- _ФРАГМЕНТ СТРАНИЦЫ_:
☆ ☆ ☆

Была над рекою долина
В дремучем лесу у села, —
Под вечер, сбирая малину,
На ней меня мать родила…
С обстоятельствами рождения (впрочем, вполне обыкновенными для крестьянских детей) поэты связывали и особенности своего характера. Отсюда и мотив «возвращения на родину», характерный для творчества новокрестьян. «Тоскую в городе, вот уже целых три года, по заячьим тропам, по голубам-вербам, по маминой чудотворной прялке», – признается Клюев. В творчестве Клычкова этот мотив – один из центральных («На чужбине далеко от родины…»).
Поэтическая практика новокрестьян уже на раннем этапе позволяла выделить такие общие в их творчестве моменты, как поэтизация крестьянского труда («Поклон вам, труд и пот!») и деревенского быта, зоо– и антропоморфизм (антропоморфизация природных явлений составляет одну их характерных особенностей мышления фольклорными категориями), чуткое ощущение своей неразрывной связи с миром живого:
Плач дитяти через поле и реку,
Петушиный крик, как боль, за версты,
И паучью поступь, как тоску,
Слышу я сквозь наросты коросты.
Весьма сложным и к настоящему времени далеко не изученным является вопрос о нравственно-религиозных исканиях новокрестьян. Огромное влияние на формирование клюевского творчества оказало хлыстовство, в религиозных обрядах которого – сложный сплав элементов христианской религии, дохристианского русского язычества и «дионисийского» начала.

☆ ☆ ☆

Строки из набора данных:
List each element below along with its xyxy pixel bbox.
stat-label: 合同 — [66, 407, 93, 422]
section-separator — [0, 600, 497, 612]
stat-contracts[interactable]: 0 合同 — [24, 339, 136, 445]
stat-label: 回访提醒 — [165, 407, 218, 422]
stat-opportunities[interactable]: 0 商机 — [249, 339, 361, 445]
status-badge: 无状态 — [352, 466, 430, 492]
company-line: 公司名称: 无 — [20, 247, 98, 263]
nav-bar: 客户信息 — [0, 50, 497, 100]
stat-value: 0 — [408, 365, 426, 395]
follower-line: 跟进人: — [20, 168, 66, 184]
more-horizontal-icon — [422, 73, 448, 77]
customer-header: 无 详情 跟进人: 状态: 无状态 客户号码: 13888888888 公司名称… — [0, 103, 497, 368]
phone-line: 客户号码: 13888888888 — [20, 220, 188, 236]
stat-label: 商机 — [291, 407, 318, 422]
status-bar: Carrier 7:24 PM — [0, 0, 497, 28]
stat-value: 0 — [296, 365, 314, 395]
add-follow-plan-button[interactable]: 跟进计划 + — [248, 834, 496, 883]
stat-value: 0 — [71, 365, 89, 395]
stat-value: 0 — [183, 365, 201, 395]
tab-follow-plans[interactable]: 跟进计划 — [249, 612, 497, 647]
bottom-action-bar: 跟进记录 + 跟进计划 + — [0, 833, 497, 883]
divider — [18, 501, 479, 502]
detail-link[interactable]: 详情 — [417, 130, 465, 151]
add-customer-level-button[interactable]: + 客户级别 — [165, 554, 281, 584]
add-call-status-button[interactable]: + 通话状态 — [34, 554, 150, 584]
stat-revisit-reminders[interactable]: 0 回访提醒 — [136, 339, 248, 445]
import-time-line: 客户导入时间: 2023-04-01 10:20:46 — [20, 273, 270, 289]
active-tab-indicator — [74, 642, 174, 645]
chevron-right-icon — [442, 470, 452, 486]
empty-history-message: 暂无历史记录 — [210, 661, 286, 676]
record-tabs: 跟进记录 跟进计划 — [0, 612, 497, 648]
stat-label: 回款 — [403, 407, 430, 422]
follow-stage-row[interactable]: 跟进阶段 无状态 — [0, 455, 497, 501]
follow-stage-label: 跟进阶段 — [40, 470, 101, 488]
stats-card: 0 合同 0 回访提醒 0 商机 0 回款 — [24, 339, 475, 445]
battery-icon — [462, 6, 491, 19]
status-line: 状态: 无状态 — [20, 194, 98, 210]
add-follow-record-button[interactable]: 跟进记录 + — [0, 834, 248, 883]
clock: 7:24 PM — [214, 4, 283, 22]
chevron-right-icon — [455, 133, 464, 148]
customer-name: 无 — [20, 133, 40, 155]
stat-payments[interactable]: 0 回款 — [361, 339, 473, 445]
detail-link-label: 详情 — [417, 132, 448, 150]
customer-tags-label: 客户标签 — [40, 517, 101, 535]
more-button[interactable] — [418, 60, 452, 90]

☆ ☆ ☆

- _ЦЕЛЬ ЗАДАНИЯ A_:
Проверьте по фрагменту о новокрестьянских поэтах три утверждения: (i) Клюев признается, что тоскует в городе уже целых три года; (ii) в творчестве Клычкова мотив возвращения на родину второстепенный; (iii) вопрос о нравственно-религиозных исканиях новокрестьян к настоящему времени полностью изучен. Для каждого ответьте «да» или «нет» и приведите точную цитату, на которой основан ответ.
- _ЦЕЛЬ ЗАДАНИЯ B_:
Продолжите текст о поэзии новокрестьян сразу после его последнего предложения.

- _ОТВЕТ К ЗАДАНИЮ A_:
(i) Да: «Тоскую в городе, вот уже целых три года».
(ii) Нет: «В творчестве Клычкова этот мотив – один из центральных».
(iii) Нет: «Весьма сложным и к настоящему времени далеко не изученным является вопрос о нравственно-религиозных исканиях новокрестьян».

- _ОТВЕТ К ЗАДАНИЮ B_:
Что касается отношения Есенина к религии, то, хотя он и признается в одной автобиографии (1923): «В Бога верил мало, в церковь ходить не любил», несомненно, традиции православной христианской культуры оказали влияние на формирование его юношеского мировоззрения. Библия была настольной книгой Есенина. В годы революции и первые послереволюционные годы, пересматривая свое отношение к религии («Я кричу тебе: «К черту старое!», / Непокорный, разбойный сын»), Есенин выводил особенности той функции, которую выполняла религиозная символика в его творчестве, не столько из христианской, сколько из древнеславянской языческой религии.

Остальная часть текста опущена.